__AIM OF THE EXERCISE__.
Go through the records underneath and count the lines that include the string "Online". Give nothing but the number.

__PROVIDED RECORDS__.
◆ ◆ ◆ ◆ ◆

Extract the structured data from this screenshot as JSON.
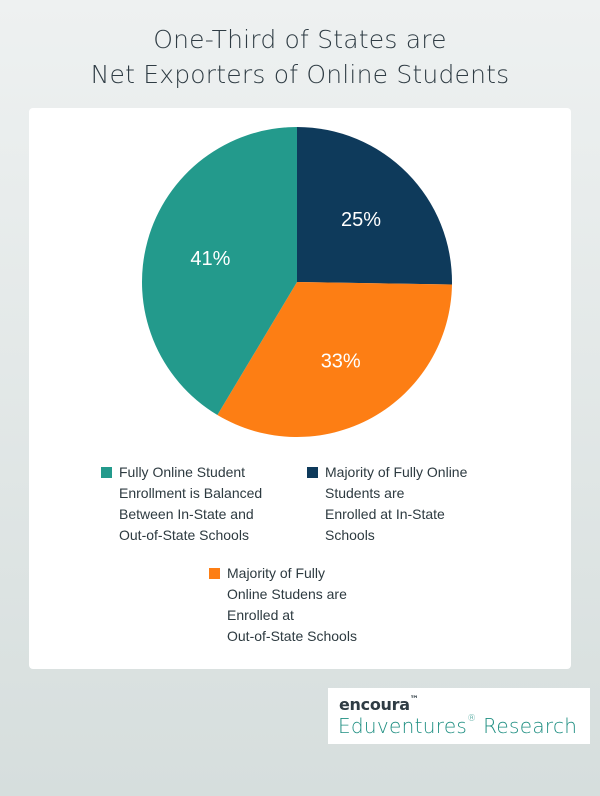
{
  "chart_data": {
    "type": "pie",
    "title_lines": [
      "One-Third of States are",
      "Net Exporters of Online Students"
    ],
    "slices": [
      {
        "label": "Majority of Fully Online Students are Enrolled at In-State Schools",
        "value": 25,
        "display": "25%",
        "color": "#0e3a5b"
      },
      {
        "label": "Majority of Fully Online Studens are Enrolled at Out-of-State Schools",
        "value": 33,
        "display": "33%",
        "color": "#fd7e14"
      },
      {
        "label": "Fully Online Student Enrollment is Balanced Between In-State and Out-of-State Schools",
        "value": 41,
        "display": "41%",
        "color": "#239a8c"
      }
    ],
    "legend": [
      {
        "lines": [
          "Fully Online Student",
          "Enrollment is Balanced",
          "Between In-State and",
          "Out-of-State Schools"
        ],
        "color": "#239a8c"
      },
      {
        "lines": [
          "Majority of Fully Online",
          "Students are",
          "Enrolled at In-State",
          "Schools"
        ],
        "color": "#0e3a5b"
      },
      {
        "lines": [
          "Majority of Fully",
          "Online Studens are",
          "Enrolled at",
          "Out-of-State Schools"
        ],
        "color": "#fd7e14"
      }
    ],
    "legend_position": "bottom"
  },
  "branding": {
    "brand": "encoura",
    "brand_mark": "™",
    "sub": "Eduventures",
    "sub_mark": "®",
    "sub_rest": " Research"
  }
}
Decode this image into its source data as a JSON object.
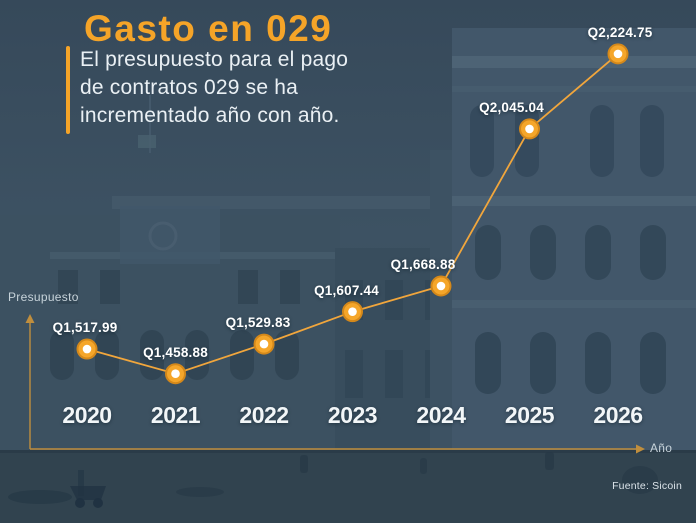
{
  "header": {
    "title": "Gasto en 029",
    "subtitle_lines": [
      "El presupuesto para el pago",
      "de contratos 029 se ha",
      "incrementado año con año."
    ]
  },
  "chart_data": {
    "type": "line",
    "title": "Gasto en 029",
    "categories": [
      "2020",
      "2021",
      "2022",
      "2023",
      "2024",
      "2025",
      "2026"
    ],
    "values": [
      1517.99,
      1458.88,
      1529.83,
      1607.44,
      1668.88,
      2045.04,
      2224.75
    ],
    "point_labels": [
      "Q1,517.99",
      "Q1,458.88",
      "Q1,529.83",
      "Q1,607.44",
      "Q1,668.88",
      "Q2,045.04",
      "Q2,224.75"
    ],
    "xlabel": "Año",
    "ylabel": "Presupuesto",
    "currency_prefix": "Q",
    "grid": false,
    "legend": "none",
    "line_color": "#f1a63c",
    "marker_ring_color": "#f5a62a",
    "marker_rim_color": "#d4881a",
    "marker_center_color": "#ffffff",
    "axis_color": "#c08e3d"
  },
  "footer": {
    "source": "Fuente: Sicoin"
  },
  "colors": {
    "accent_orange": "#f5a428",
    "background_slate": "#3a4f5f",
    "text_light": "#eaf0f4",
    "tick_text": "#c7d3da"
  }
}
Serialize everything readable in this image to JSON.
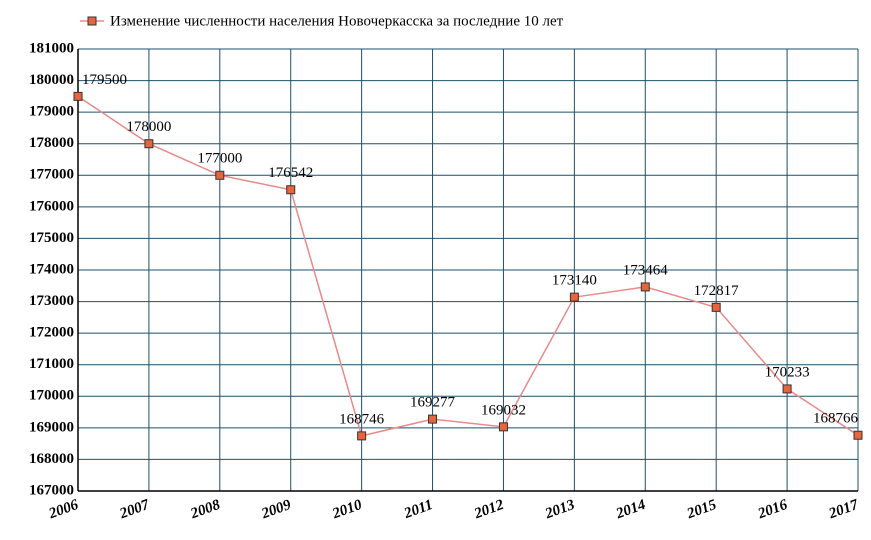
{
  "chart_data": {
    "type": "line",
    "categories": [
      "2006",
      "2007",
      "2008",
      "2009",
      "2010",
      "2011",
      "2012",
      "2013",
      "2014",
      "2015",
      "2016",
      "2017"
    ],
    "series": [
      {
        "name": "Изменение численности населения Новочеркасска за последние 10 лет",
        "color": "#e88a8a",
        "marker_color": "#e8643c",
        "values": [
          179500,
          178000,
          177000,
          176542,
          168746,
          169277,
          169032,
          173140,
          173464,
          172817,
          170233,
          168766
        ]
      }
    ],
    "ylim": [
      167000,
      181000
    ],
    "yticks": [
      167000,
      168000,
      169000,
      170000,
      171000,
      172000,
      173000,
      174000,
      175000,
      176000,
      177000,
      178000,
      179000,
      180000,
      181000
    ],
    "grid": true,
    "legend": "top"
  }
}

◆ ◆ ◆ ◆ ◆

__SOLUTION FOR THIS EXERCISE__.
7